+++ Supplied entries

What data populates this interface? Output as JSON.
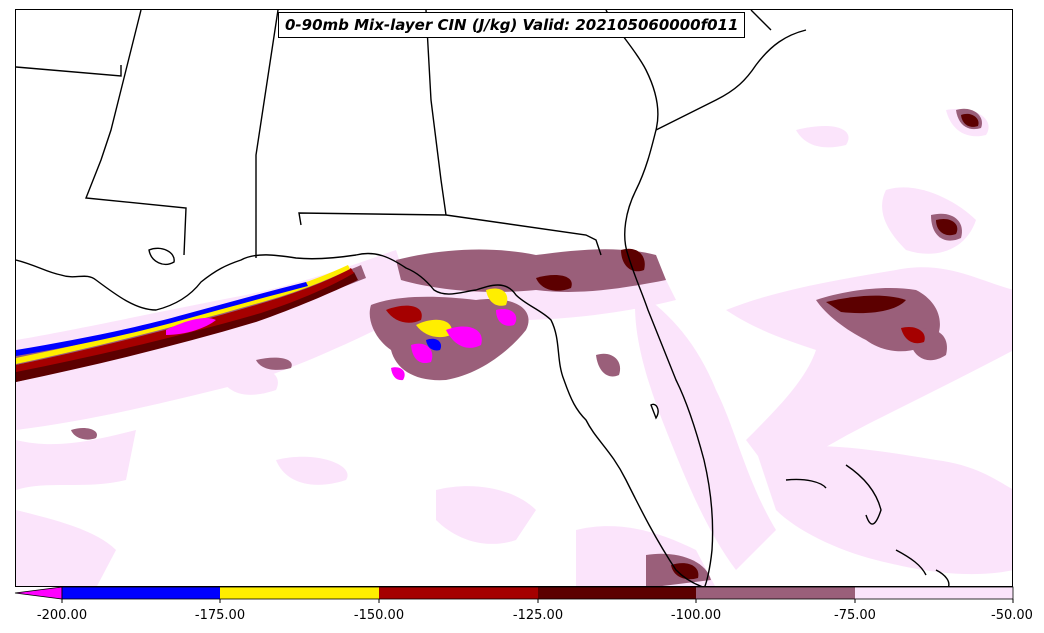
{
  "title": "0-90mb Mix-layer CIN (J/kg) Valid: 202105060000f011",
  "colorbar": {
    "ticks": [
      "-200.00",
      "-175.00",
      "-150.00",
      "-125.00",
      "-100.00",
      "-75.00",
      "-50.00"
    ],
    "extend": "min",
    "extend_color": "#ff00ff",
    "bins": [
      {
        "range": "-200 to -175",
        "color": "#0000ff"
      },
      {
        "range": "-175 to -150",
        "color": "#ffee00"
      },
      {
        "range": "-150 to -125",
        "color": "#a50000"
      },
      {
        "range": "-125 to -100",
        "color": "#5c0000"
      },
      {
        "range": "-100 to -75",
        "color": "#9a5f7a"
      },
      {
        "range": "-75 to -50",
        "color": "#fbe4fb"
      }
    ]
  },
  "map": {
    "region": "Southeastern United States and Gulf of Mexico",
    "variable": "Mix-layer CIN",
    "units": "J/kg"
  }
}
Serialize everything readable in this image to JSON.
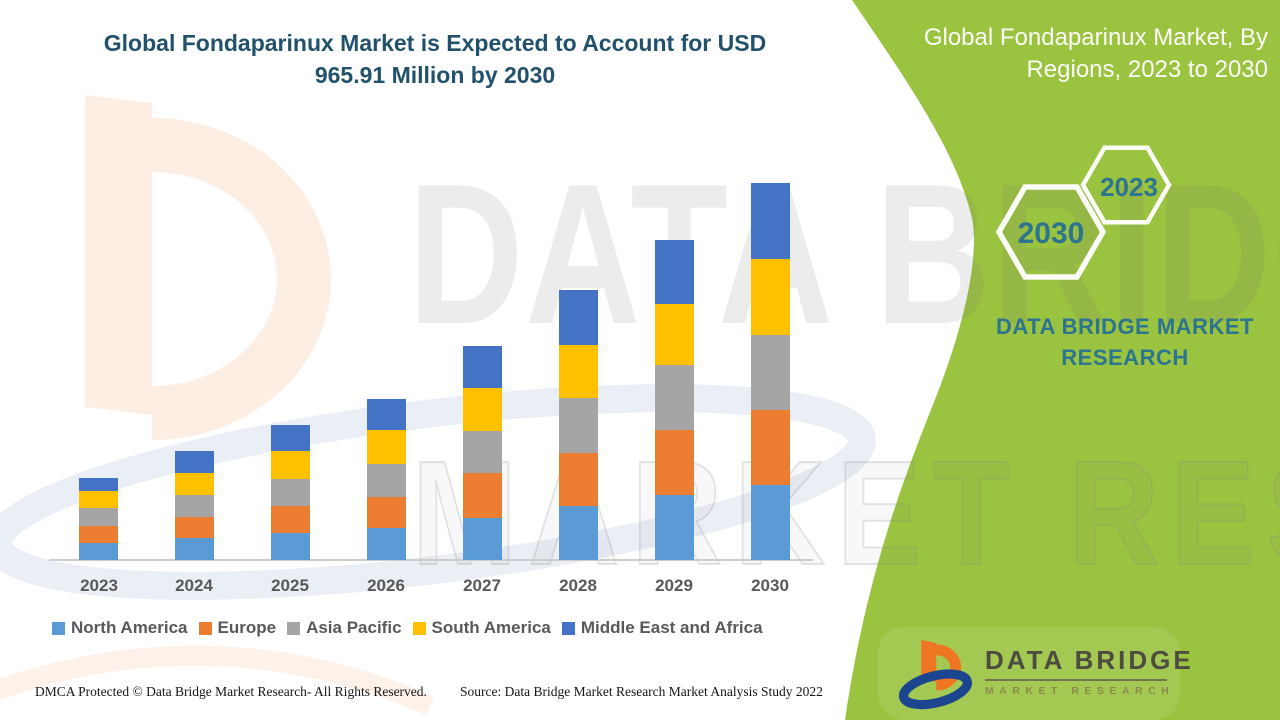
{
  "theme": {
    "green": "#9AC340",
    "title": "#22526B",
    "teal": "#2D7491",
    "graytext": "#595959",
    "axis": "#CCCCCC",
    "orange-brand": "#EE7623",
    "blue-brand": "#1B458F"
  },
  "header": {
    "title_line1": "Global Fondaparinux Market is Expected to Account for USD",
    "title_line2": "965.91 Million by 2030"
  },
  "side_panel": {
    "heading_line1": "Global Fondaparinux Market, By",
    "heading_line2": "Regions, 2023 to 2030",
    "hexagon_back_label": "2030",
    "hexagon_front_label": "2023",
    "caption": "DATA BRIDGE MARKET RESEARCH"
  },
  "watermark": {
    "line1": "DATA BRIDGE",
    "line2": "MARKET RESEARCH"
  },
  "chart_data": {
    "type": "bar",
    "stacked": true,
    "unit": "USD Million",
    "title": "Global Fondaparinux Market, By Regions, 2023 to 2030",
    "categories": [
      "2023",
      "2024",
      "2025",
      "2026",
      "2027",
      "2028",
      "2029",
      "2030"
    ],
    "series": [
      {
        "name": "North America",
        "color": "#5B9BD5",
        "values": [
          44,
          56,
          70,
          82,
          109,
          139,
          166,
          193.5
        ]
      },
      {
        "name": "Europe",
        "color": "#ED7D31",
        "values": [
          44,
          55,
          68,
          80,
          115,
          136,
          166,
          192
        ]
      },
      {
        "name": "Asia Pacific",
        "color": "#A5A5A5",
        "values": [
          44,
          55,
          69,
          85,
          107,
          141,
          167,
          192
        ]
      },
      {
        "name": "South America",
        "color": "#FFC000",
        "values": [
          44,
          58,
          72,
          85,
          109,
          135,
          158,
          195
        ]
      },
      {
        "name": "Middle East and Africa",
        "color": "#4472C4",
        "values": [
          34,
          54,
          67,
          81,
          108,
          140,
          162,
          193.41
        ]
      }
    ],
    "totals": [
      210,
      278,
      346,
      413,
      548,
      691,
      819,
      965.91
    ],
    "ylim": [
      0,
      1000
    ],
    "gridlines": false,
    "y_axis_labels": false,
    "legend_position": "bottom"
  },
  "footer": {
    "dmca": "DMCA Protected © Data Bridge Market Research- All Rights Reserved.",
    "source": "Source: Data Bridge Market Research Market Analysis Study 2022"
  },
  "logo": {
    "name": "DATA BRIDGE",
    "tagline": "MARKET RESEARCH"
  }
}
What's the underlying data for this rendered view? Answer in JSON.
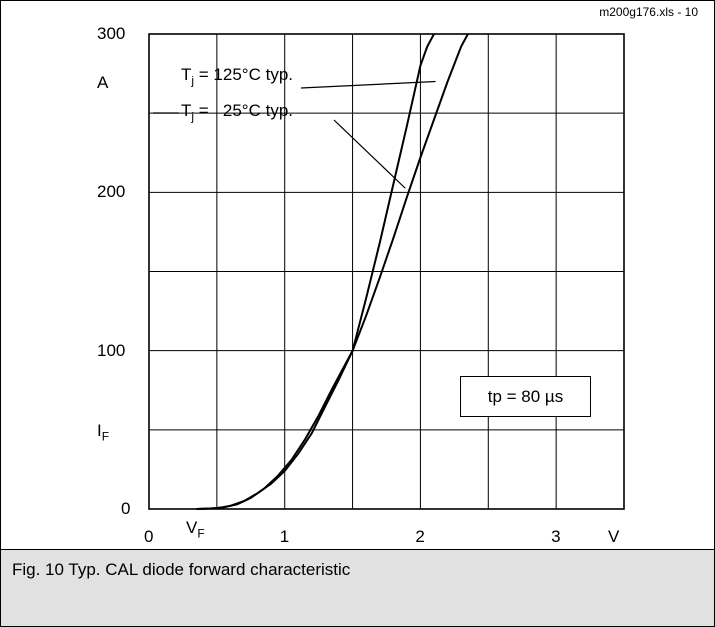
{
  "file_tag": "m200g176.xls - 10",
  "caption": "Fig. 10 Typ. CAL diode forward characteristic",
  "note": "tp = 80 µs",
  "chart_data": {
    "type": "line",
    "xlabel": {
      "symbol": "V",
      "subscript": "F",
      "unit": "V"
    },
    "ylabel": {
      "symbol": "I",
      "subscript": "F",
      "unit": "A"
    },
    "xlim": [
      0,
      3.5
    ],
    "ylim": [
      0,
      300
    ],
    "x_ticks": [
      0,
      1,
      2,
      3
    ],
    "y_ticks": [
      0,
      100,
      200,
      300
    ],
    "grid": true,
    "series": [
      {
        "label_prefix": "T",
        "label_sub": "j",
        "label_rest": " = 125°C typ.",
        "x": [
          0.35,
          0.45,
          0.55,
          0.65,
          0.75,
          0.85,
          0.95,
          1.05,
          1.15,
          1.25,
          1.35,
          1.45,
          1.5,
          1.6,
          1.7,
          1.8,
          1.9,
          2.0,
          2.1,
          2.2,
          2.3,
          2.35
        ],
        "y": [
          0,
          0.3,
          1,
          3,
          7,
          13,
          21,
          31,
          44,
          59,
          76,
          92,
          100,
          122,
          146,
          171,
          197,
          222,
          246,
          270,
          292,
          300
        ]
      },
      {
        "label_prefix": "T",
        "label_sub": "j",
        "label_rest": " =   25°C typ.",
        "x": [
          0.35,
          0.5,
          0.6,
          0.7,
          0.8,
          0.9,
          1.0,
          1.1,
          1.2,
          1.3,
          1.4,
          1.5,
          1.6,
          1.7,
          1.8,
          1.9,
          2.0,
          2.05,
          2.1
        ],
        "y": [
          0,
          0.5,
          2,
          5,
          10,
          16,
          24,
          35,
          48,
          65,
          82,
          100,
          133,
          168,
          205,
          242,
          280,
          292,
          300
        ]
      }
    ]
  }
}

++++++

Exercise prompt: Skip the pictures and transcribe the rest of the records exactly.

Correct response:
What data populates this interface? Output as JSON.
{
  "title": "0-90mb Mix-layer CIN (J/kg) Valid: 202105060000f011",
  "colorbar": {
    "ticks": [
      "-200.00",
      "-175.00",
      "-150.00",
      "-125.00",
      "-100.00",
      "-75.00",
      "-50.00"
    ],
    "extend": "min",
    "extend_color": "#ff00ff",
    "bins": [
      {
        "range": "-200 to -175",
        "color": "#0000ff"
      },
      {
        "range": "-175 to -150",
        "color": "#ffee00"
      },
      {
        "range": "-150 to -125",
        "color": "#a50000"
      },
      {
        "range": "-125 to -100",
        "color": "#5c0000"
      },
      {
        "range": "-100 to -75",
        "color": "#9a5f7a"
      },
      {
        "range": "-75 to -50",
        "color": "#fbe4fb"
      }
    ]
  },
  "map": {
    "region": "Southeastern United States and Gulf of Mexico",
    "variable": "Mix-layer CIN",
    "units": "J/kg"
  }
}
Serialize everything readable in this image to JSON.
{
  "theme": {
    "green": "#9AC340",
    "title": "#22526B",
    "teal": "#2D7491",
    "graytext": "#595959",
    "axis": "#CCCCCC",
    "orange-brand": "#EE7623",
    "blue-brand": "#1B458F"
  },
  "header": {
    "title_line1": "Global Fondaparinux Market is Expected to Account for USD",
    "title_line2": "965.91 Million by 2030"
  },
  "side_panel": {
    "heading_line1": "Global Fondaparinux Market, By",
    "heading_line2": "Regions, 2023 to 2030",
    "hexagon_back_label": "2030",
    "hexagon_front_label": "2023",
    "caption": "DATA BRIDGE MARKET RESEARCH"
  },
  "watermark": {
    "line1": "DATA BRIDGE",
    "line2": "MARKET RESEARCH"
  },
  "chart_data": {
    "type": "bar",
    "stacked": true,
    "unit": "USD Million",
    "title": "Global Fondaparinux Market, By Regions, 2023 to 2030",
    "categories": [
      "2023",
      "2024",
      "2025",
      "2026",
      "2027",
      "2028",
      "2029",
      "2030"
    ],
    "series": [
      {
        "name": "North America",
        "color": "#5B9BD5",
        "values": [
          44,
          56,
          70,
          82,
          109,
          139,
          166,
          193.5
        ]
      },
      {
        "name": "Europe",
        "color": "#ED7D31",
        "values": [
          44,
          55,
          68,
          80,
          115,
          136,
          166,
          192
        ]
      },
      {
        "name": "Asia Pacific",
        "color": "#A5A5A5",
        "values": [
          44,
          55,
          69,
          85,
          107,
          141,
          167,
          192
        ]
      },
      {
        "name": "South America",
        "color": "#FFC000",
        "values": [
          44,
          58,
          72,
          85,
          109,
          135,
          158,
          195
        ]
      },
      {
        "name": "Middle East and Africa",
        "color": "#4472C4",
        "values": [
          34,
          54,
          67,
          81,
          108,
          140,
          162,
          193.41
        ]
      }
    ],
    "totals": [
      210,
      278,
      346,
      413,
      548,
      691,
      819,
      965.91
    ],
    "ylim": [
      0,
      1000
    ],
    "gridlines": false,
    "y_axis_labels": false,
    "legend_position": "bottom"
  },
  "footer": {
    "dmca": "DMCA Protected © Data Bridge Market Research- All Rights Reserved.",
    "source": "Source: Data Bridge Market Research Market Analysis Study 2022"
  },
  "logo": {
    "name": "DATA BRIDGE",
    "tagline": "MARKET RESEARCH"
  }
}
What's the underlying data for this rendered view? Answer in JSON.
{
  "file_tag": "m200g176.xls - 10",
  "caption": "Fig. 10 Typ. CAL diode forward characteristic",
  "note": "tp = 80 µs",
  "chart_data": {
    "type": "line",
    "xlabel": {
      "symbol": "V",
      "subscript": "F",
      "unit": "V"
    },
    "ylabel": {
      "symbol": "I",
      "subscript": "F",
      "unit": "A"
    },
    "xlim": [
      0,
      3.5
    ],
    "ylim": [
      0,
      300
    ],
    "x_ticks": [
      0,
      1,
      2,
      3
    ],
    "y_ticks": [
      0,
      100,
      200,
      300
    ],
    "grid": true,
    "series": [
      {
        "label_prefix": "T",
        "label_sub": "j",
        "label_rest": " = 125°C typ.",
        "x": [
          0.35,
          0.45,
          0.55,
          0.65,
          0.75,
          0.85,
          0.95,
          1.05,
          1.15,
          1.25,
          1.35,
          1.45,
          1.5,
          1.6,
          1.7,
          1.8,
          1.9,
          2.0,
          2.1,
          2.2,
          2.3,
          2.35
        ],
        "y": [
          0,
          0.3,
          1,
          3,
          7,
          13,
          21,
          31,
          44,
          59,
          76,
          92,
          100,
          122,
          146,
          171,
          197,
          222,
          246,
          270,
          292,
          300
        ]
      },
      {
        "label_prefix": "T",
        "label_sub": "j",
        "label_rest": " =   25°C typ.",
        "x": [
          0.35,
          0.5,
          0.6,
          0.7,
          0.8,
          0.9,
          1.0,
          1.1,
          1.2,
          1.3,
          1.4,
          1.5,
          1.6,
          1.7,
          1.8,
          1.9,
          2.0,
          2.05,
          2.1
        ],
        "y": [
          0,
          0.5,
          2,
          5,
          10,
          16,
          24,
          35,
          48,
          65,
          82,
          100,
          133,
          168,
          205,
          242,
          280,
          292,
          300
        ]
      }
    ]
  }
}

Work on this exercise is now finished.